#### Work to do:
Transcribe each record below word for word.

#### Provided records:
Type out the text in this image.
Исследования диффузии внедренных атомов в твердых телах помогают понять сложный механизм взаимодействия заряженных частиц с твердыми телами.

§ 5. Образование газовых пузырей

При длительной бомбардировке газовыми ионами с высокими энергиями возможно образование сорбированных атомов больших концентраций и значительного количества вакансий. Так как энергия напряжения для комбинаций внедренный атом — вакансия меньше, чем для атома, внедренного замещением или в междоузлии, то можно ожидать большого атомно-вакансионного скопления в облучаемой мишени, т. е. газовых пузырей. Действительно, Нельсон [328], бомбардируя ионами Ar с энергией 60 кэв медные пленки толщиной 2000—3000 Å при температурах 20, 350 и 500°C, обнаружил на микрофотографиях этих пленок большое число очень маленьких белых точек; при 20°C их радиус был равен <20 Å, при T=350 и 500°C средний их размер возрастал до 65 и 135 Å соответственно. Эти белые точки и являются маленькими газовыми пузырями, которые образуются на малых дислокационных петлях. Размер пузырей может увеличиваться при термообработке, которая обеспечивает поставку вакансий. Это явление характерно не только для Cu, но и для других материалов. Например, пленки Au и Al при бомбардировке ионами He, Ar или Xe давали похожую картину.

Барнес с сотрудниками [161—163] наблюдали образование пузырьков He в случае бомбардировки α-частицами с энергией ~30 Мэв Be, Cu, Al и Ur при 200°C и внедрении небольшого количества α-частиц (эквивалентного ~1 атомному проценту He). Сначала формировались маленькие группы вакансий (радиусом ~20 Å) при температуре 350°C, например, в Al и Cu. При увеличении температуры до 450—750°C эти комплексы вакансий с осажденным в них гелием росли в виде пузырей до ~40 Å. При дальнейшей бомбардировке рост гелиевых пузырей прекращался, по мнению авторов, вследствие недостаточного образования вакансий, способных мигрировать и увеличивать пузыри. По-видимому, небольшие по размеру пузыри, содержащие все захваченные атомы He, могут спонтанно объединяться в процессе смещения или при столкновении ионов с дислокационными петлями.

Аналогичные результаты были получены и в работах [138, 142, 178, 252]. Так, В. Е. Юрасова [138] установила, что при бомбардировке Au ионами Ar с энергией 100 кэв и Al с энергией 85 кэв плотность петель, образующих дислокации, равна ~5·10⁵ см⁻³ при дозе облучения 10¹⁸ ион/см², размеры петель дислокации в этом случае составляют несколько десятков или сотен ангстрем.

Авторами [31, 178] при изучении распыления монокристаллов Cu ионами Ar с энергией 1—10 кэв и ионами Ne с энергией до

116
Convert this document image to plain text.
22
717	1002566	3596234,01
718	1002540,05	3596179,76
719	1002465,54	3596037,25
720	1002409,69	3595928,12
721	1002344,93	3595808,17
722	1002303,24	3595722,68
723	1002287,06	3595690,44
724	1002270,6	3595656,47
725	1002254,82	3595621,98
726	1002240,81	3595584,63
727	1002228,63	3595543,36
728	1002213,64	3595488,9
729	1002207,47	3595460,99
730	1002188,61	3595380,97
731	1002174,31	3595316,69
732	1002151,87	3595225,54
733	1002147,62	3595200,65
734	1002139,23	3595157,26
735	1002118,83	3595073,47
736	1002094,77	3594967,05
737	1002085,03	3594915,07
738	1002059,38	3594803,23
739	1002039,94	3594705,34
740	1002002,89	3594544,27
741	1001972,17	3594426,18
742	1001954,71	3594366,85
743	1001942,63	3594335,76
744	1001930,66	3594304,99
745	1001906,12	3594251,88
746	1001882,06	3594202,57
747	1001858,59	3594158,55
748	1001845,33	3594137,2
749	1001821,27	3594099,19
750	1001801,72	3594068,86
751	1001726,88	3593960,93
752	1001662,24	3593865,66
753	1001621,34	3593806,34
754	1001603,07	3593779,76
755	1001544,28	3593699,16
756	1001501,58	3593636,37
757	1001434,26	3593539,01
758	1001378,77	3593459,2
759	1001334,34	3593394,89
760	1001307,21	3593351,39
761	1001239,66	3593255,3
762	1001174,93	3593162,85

#### Problem solution:
Type out the text in this image.
Исследования диффузии внедренных атомов в твердых телах помогают понять сложный механизм взаимодействия заряженных частиц с твердыми телами.

§ 5. Образование газовых пузырей

При длительной бомбардировке газовыми ионами с высокими энергиями возможно образование сорбированных атомов больших концентраций и значительного количества вакансий. Так как энергия напряжения для комбинаций внедренный атом — вакансия меньше, чем для атома, внедренного замещением или в междоузлии, то можно ожидать большого атомно-вакансионного скопления в облучаемой мишени, т. е. газовых пузырей. Действительно, Нельсон [328], бомбардируя ионами Ar с энергией 60 кэв медные пленки толщиной 2000—3000 Å при температурах 20, 350 и 500°C, обнаружил на микрофотографиях этих пленок большое число очень маленьких белых точек; при 20°C их радиус был равен <20 Å, при T=350 и 500°C средний их размер возрастал до 65 и 135 Å соответственно. Эти белые точки и являются маленькими газовыми пузырями, которые образуются на малых дислокационных петлях. Размер пузырей может увеличиваться при термообработке, которая обеспечивает поставку вакансий. Это явление характерно не только для Cu, но и для других материалов. Например, пленки Au и Al при бомбардировке ионами He, Ar или Xe давали похожую картину.

Барнес с сотрудниками [161—163] наблюдали образование пузырьков He в случае бомбардировки α-частицами с энергией ~30 Мэв Be, Cu, Al и Ur при 200°C и внедрении небольшого количества α-частиц (эквивалентного ~1 атомному проценту He). Сначала формировались маленькие группы вакансий (радиусом ~20 Å) при температуре 350°C, например, в Al и Cu. При увеличении температуры до 450—750°C эти комплексы вакансий с осажденным в них гелием росли в виде пузырей до ~40 Å. При дальнейшей бомбардировке рост гелиевых пузырей прекращался, по мнению авторов, вследствие недостаточного образования вакансий, способных мигрировать и увеличивать пузыри. По-видимому, небольшие по размеру пузыри, содержащие все захваченные атомы He, могут спонтанно объединяться в процессе смещения или при столкновении ионов с дислокационными петлями.

Аналогичные результаты были получены и в работах [138, 142, 178, 252]. Так, В. Е. Юрасова [138] установила, что при бомбардировке Au ионами Ar с энергией 100 кэв и Al с энергией 85 кэв плотность петель, образующих дислокации, равна ~5·10⁵ см⁻³ при дозе облучения 10¹⁸ ион/см², размеры петель дислокации в этом случае составляют несколько десятков или сотен ангстрем.

Авторами [31, 178] при изучении распыления монокристаллов Cu ионами Ar с энергией 1—10 кэв и ионами Ne с энергией до

116
Convert this document image to plain text.
22
717	1002566	3596234,01
718	1002540,05	3596179,76
719	1002465,54	3596037,25
720	1002409,69	3595928,12
721	1002344,93	3595808,17
722	1002303,24	3595722,68
723	1002287,06	3595690,44
724	1002270,6	3595656,47
725	1002254,82	3595621,98
726	1002240,81	3595584,63
727	1002228,63	3595543,36
728	1002213,64	3595488,9
729	1002207,47	3595460,99
730	1002188,61	3595380,97
731	1002174,31	3595316,69
732	1002151,87	3595225,54
733	1002147,62	3595200,65
734	1002139,23	3595157,26
735	1002118,83	3595073,47
736	1002094,77	3594967,05
737	1002085,03	3594915,07
738	1002059,38	3594803,23
739	1002039,94	3594705,34
740	1002002,89	3594544,27
741	1001972,17	3594426,18
742	1001954,71	3594366,85
743	1001942,63	3594335,76
744	1001930,66	3594304,99
745	1001906,12	3594251,88
746	1001882,06	3594202,57
747	1001858,59	3594158,55
748	1001845,33	3594137,2
749	1001821,27	3594099,19
750	1001801,72	3594068,86
751	1001726,88	3593960,93
752	1001662,24	3593865,66
753	1001621,34	3593806,34
754	1001603,07	3593779,76
755	1001544,28	3593699,16
756	1001501,58	3593636,37
757	1001434,26	3593539,01
758	1001378,77	3593459,2
759	1001334,34	3593394,89
760	1001307,21	3593351,39
761	1001239,66	3593255,3
762	1001174,93	3593162,85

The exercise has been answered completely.